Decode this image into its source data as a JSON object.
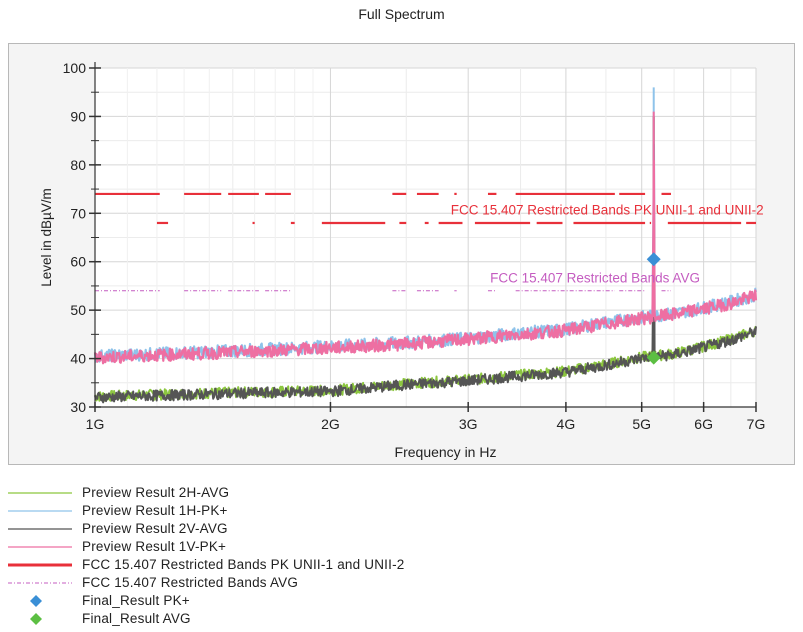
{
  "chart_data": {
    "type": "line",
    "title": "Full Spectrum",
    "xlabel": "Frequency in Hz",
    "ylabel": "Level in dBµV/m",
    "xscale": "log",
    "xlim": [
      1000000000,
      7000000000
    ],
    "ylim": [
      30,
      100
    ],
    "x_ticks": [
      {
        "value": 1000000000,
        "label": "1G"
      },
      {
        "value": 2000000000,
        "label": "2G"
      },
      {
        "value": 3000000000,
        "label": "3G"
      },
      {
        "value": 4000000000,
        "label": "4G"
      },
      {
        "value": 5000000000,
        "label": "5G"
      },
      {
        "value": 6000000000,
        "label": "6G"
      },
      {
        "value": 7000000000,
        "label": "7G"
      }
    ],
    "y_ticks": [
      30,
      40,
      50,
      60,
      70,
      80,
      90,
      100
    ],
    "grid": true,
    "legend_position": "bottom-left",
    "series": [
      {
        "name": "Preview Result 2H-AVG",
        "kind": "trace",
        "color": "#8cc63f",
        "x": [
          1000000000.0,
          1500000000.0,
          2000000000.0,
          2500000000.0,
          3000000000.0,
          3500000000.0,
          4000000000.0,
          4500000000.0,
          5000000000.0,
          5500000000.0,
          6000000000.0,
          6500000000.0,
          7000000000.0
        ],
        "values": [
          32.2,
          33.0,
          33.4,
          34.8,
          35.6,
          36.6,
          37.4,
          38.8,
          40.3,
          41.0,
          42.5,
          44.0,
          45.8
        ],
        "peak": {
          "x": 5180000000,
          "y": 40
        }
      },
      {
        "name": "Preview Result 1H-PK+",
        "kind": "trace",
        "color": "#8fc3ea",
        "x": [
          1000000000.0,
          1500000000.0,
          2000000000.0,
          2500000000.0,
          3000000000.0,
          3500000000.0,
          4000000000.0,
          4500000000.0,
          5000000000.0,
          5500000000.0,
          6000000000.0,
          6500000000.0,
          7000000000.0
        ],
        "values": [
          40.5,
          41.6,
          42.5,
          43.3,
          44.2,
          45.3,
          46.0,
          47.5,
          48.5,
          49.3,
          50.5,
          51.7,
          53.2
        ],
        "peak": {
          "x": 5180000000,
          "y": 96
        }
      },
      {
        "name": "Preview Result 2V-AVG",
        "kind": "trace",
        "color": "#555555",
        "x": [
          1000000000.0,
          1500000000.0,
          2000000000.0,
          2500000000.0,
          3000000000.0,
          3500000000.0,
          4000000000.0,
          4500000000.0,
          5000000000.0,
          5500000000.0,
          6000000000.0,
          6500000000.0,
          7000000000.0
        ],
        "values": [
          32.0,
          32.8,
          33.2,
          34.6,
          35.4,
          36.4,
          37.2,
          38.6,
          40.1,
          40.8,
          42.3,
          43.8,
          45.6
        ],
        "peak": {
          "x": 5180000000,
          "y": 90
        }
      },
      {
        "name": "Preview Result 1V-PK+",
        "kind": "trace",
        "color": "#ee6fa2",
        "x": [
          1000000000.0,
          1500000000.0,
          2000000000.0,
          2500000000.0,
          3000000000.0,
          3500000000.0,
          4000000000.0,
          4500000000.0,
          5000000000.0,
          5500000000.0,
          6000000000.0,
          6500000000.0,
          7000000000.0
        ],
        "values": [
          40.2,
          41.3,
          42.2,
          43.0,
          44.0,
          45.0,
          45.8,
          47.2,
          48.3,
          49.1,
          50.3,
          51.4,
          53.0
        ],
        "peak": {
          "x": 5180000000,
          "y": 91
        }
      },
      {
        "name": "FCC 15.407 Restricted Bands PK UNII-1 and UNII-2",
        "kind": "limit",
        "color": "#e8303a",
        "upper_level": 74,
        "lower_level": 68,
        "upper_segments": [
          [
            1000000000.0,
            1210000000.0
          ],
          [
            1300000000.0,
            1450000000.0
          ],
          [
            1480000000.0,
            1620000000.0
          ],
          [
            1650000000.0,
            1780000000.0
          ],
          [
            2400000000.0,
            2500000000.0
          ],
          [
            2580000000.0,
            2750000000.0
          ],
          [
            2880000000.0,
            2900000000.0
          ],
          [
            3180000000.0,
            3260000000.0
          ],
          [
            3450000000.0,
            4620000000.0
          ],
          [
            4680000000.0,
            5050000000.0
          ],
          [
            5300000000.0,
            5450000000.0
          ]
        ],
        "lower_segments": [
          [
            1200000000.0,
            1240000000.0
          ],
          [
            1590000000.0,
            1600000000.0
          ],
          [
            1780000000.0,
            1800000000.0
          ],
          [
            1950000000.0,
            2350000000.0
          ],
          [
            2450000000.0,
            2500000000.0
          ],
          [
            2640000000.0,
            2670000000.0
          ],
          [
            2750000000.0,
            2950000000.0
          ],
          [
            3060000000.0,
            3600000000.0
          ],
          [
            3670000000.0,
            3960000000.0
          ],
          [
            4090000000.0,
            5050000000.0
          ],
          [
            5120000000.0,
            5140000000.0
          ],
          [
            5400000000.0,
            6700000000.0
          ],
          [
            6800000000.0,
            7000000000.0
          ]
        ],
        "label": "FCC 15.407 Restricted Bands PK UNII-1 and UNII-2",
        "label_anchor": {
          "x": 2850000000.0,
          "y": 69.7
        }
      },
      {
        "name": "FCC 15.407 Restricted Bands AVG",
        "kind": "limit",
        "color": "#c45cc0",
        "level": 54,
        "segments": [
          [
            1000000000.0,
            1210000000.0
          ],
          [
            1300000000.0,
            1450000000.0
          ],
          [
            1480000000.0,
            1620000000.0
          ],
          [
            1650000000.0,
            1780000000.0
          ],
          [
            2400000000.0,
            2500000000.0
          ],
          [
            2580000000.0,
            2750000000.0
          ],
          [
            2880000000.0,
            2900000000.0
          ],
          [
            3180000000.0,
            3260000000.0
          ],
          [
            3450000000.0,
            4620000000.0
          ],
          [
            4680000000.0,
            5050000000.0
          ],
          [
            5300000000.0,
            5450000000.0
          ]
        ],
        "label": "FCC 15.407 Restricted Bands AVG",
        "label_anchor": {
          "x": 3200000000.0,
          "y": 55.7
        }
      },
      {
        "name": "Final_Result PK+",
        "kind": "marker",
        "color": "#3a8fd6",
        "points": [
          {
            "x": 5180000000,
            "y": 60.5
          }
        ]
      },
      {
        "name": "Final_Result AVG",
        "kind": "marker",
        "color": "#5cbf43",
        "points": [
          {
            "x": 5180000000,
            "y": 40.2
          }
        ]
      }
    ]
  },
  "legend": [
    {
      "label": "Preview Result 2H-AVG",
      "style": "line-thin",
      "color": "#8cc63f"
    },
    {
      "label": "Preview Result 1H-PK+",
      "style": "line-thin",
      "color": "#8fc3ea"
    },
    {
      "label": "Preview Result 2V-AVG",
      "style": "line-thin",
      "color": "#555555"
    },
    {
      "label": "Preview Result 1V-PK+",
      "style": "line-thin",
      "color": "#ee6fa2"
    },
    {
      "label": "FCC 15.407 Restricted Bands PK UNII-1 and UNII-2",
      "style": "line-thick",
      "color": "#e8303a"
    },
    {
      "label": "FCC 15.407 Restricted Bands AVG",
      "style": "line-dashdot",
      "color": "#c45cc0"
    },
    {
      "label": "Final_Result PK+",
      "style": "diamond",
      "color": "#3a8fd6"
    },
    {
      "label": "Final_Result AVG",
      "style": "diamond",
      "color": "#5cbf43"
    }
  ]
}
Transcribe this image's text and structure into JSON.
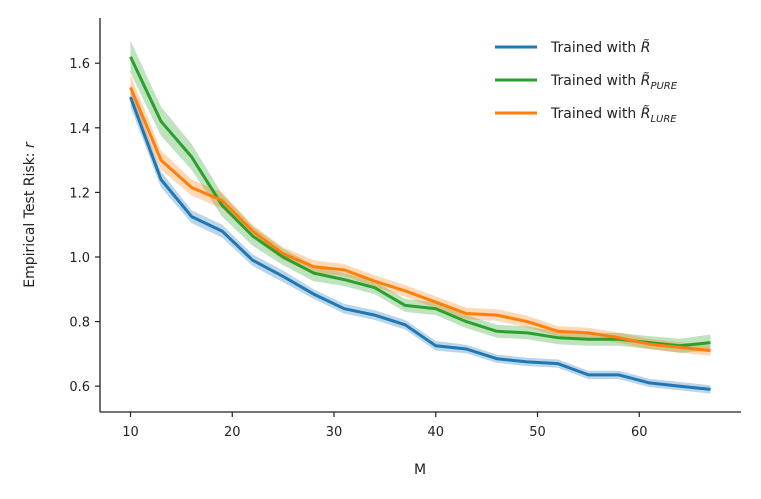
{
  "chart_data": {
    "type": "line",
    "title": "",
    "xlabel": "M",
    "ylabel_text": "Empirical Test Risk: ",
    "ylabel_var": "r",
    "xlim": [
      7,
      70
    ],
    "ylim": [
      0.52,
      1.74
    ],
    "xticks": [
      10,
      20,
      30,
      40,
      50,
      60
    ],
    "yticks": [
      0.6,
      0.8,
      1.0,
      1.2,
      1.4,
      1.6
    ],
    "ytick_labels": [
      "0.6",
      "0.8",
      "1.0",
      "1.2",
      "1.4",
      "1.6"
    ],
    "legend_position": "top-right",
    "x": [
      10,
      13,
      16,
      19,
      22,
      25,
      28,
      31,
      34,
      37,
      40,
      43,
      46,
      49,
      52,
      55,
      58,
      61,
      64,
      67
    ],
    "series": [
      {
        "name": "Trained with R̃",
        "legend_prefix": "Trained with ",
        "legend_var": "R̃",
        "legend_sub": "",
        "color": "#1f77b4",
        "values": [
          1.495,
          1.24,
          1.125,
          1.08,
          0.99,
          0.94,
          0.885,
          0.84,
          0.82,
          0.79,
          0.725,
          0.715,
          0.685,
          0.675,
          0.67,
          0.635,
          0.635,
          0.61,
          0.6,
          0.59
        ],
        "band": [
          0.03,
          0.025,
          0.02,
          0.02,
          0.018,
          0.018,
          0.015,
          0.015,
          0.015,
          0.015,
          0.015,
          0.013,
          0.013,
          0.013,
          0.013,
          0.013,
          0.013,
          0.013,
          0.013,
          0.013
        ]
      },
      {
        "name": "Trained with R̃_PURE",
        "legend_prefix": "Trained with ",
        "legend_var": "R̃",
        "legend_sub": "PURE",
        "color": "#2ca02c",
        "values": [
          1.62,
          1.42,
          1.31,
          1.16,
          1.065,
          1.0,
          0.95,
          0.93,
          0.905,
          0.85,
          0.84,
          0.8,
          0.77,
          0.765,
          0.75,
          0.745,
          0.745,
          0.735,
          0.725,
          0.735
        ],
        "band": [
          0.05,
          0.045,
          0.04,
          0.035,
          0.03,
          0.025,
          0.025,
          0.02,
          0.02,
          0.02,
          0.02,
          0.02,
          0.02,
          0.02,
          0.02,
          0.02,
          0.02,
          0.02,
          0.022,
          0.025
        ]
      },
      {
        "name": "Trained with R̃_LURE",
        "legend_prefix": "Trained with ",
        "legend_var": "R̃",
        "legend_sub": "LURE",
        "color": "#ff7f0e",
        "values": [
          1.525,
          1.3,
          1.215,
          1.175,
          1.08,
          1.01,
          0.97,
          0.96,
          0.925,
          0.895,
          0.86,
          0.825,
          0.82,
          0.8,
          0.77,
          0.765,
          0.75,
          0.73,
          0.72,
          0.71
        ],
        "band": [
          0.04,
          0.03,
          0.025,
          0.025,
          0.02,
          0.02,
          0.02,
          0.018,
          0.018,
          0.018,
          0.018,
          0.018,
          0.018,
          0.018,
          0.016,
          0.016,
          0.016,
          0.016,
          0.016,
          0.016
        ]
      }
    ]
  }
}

_TASK TO CARRY OUT_
Using the entries above, state how many lines include the word "JSON", with no other words.

_ANSWER TO THIS TASK_
2